— START AVAILABLE DATA —

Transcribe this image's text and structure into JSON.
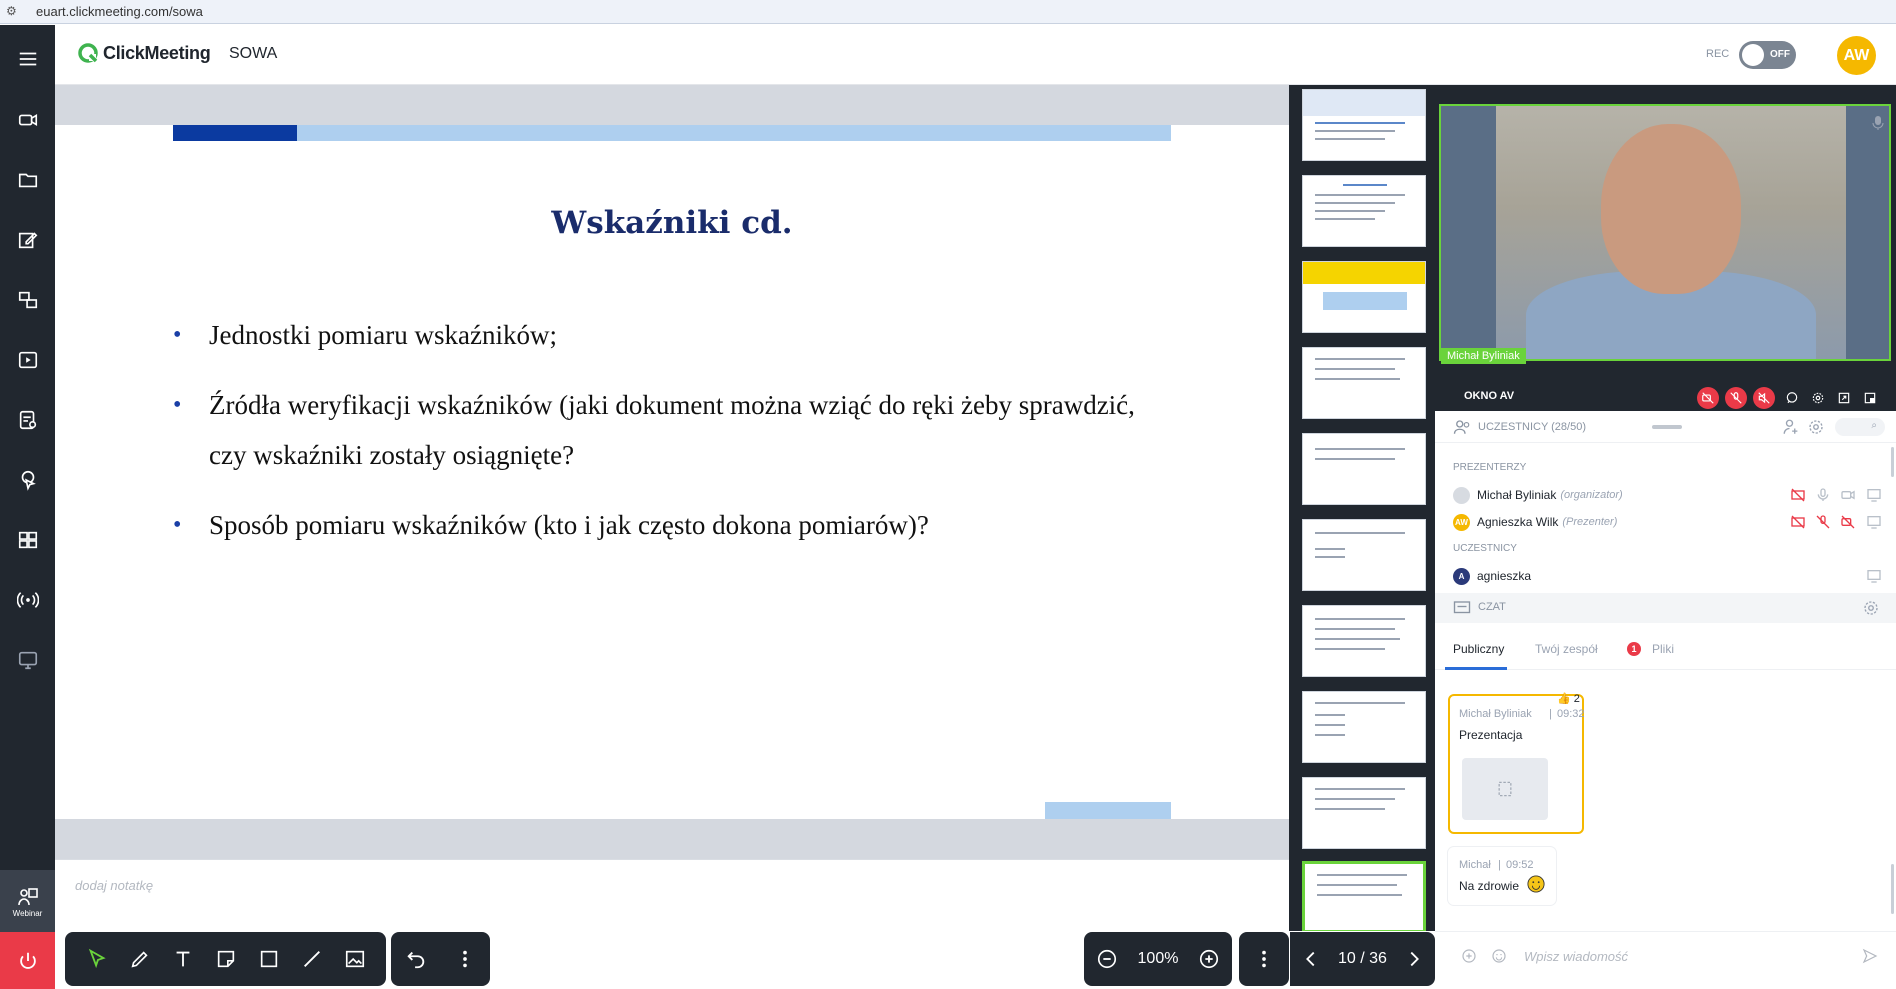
{
  "browser": {
    "url": "euart.clickmeeting.com/sowa"
  },
  "header": {
    "logo_text": "ClickMeeting",
    "room_name": "SOWA",
    "rec_label": "REC",
    "rec_state": "OFF",
    "user_initials": "AW"
  },
  "sidebar": {
    "items": [
      "menu-icon",
      "camera-icon",
      "folder-icon",
      "edit-icon",
      "share-icon",
      "video-file-icon",
      "checklist-icon",
      "cursor-icon",
      "grid-icon",
      "broadcast-icon",
      "screen-share-icon"
    ],
    "bottom_label": "Webinar"
  },
  "slide": {
    "title": "Wskaźniki cd.",
    "bullets": [
      "Jednostki pomiaru wskaźników;",
      "Źródła weryfikacji wskaźników (jaki dokument można wziąć do ręki żeby sprawdzić, czy wskaźniki zostały osiągnięte?",
      "Sposób pomiaru wskaźników (kto i jak często dokona pomiarów)?"
    ]
  },
  "notes": {
    "placeholder": "dodaj notatkę"
  },
  "zoom": {
    "value": "100%"
  },
  "pager": {
    "label": "10 / 36"
  },
  "video": {
    "name_label": "Michał Byliniak"
  },
  "av": {
    "title": "OKNO AV"
  },
  "participants": {
    "header": "UCZESTNICY (28/50)",
    "presenters_label": "PREZENTERZY",
    "attendees_label": "UCZESTNICY",
    "presenters": [
      {
        "name": "Michał Byliniak",
        "role": "(organizator)",
        "initials": "",
        "color": "#d7dbe1"
      },
      {
        "name": "Agnieszka Wilk",
        "role": "(Prezenter)",
        "initials": "AW",
        "color": "#f5b800"
      }
    ],
    "attendees": [
      {
        "name": "agnieszka",
        "initials": "A",
        "color": "#2b3a7a"
      }
    ]
  },
  "chat": {
    "header": "CZAT",
    "tabs": [
      "Publiczny",
      "Twój zespół",
      "Pliki"
    ],
    "files_badge": "1",
    "messages": [
      {
        "author": "Michał Byliniak",
        "time": "09:32",
        "text": "Prezentacja",
        "reaction": "2"
      },
      {
        "author": "Michał",
        "time": "09:52",
        "text": "Na zdrowie"
      }
    ],
    "input_placeholder": "Wpisz wiadomość"
  },
  "colors": {
    "accent_green": "#6ad33b",
    "dark_bg": "#21272f",
    "danger": "#ea3a48",
    "brand_yellow": "#f5b800",
    "slide_blue": "#1a2c6b"
  }
}
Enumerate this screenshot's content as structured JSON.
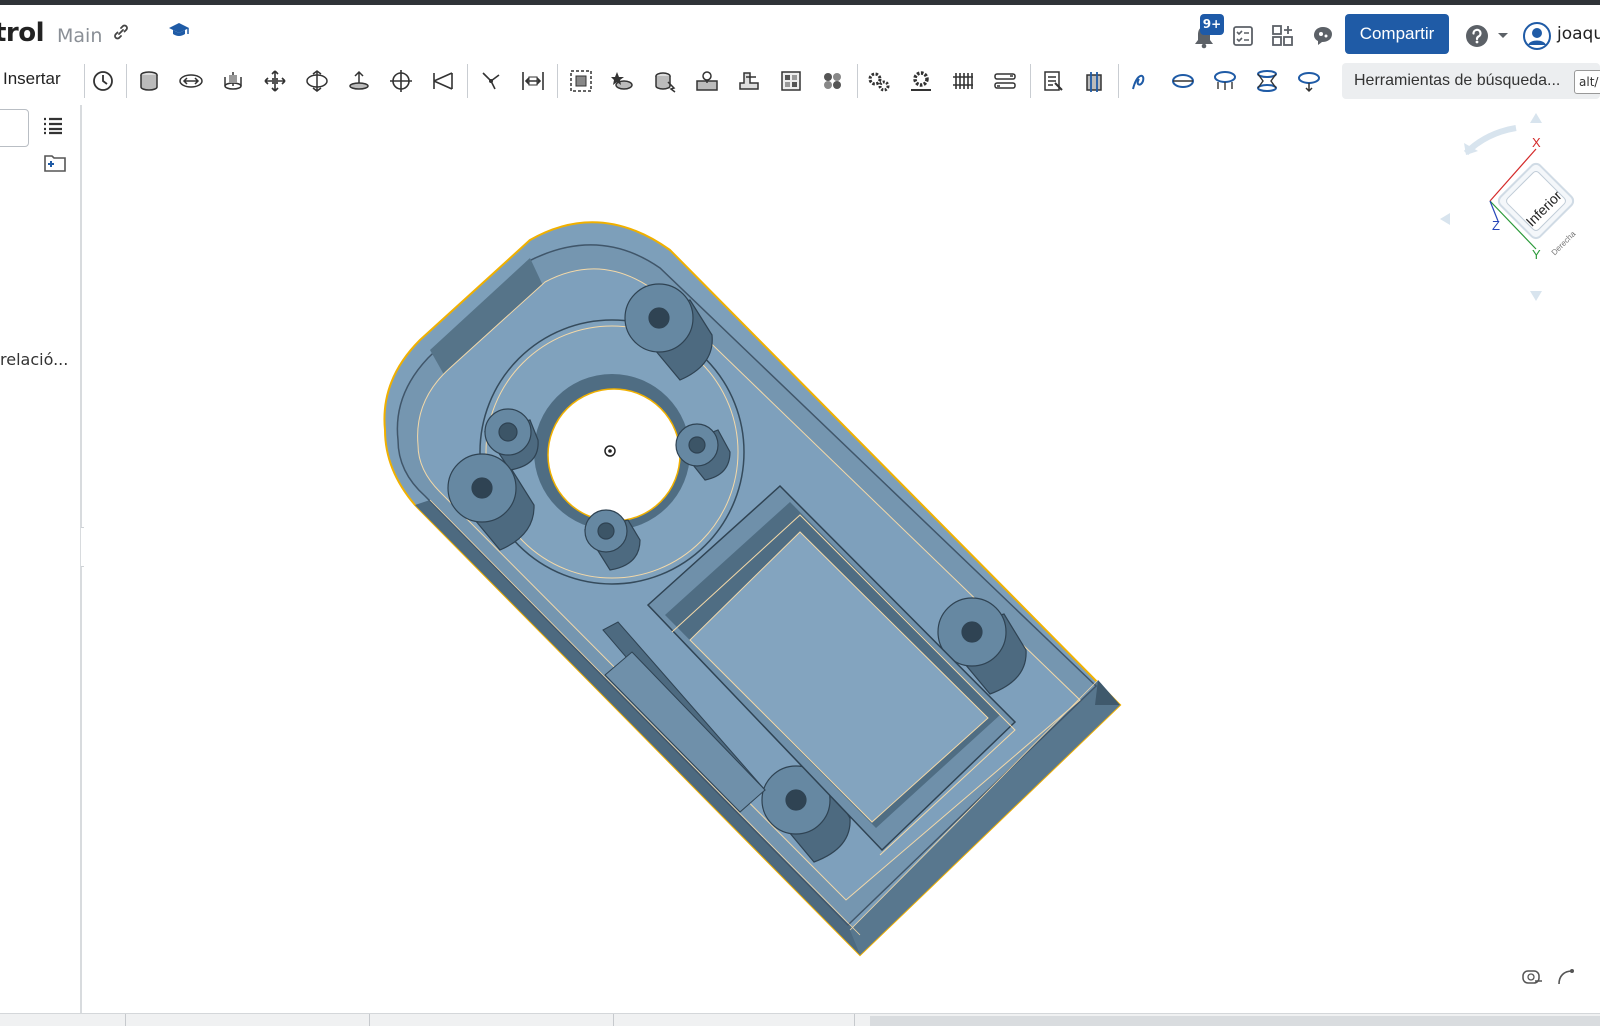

— END AVAILABLE DATA —

TASK TO CARRY OUT: Report how many lines in these entries contain "Byliniak". Answer with the number only.

RESPONSE TO THIS EXERCISE: 3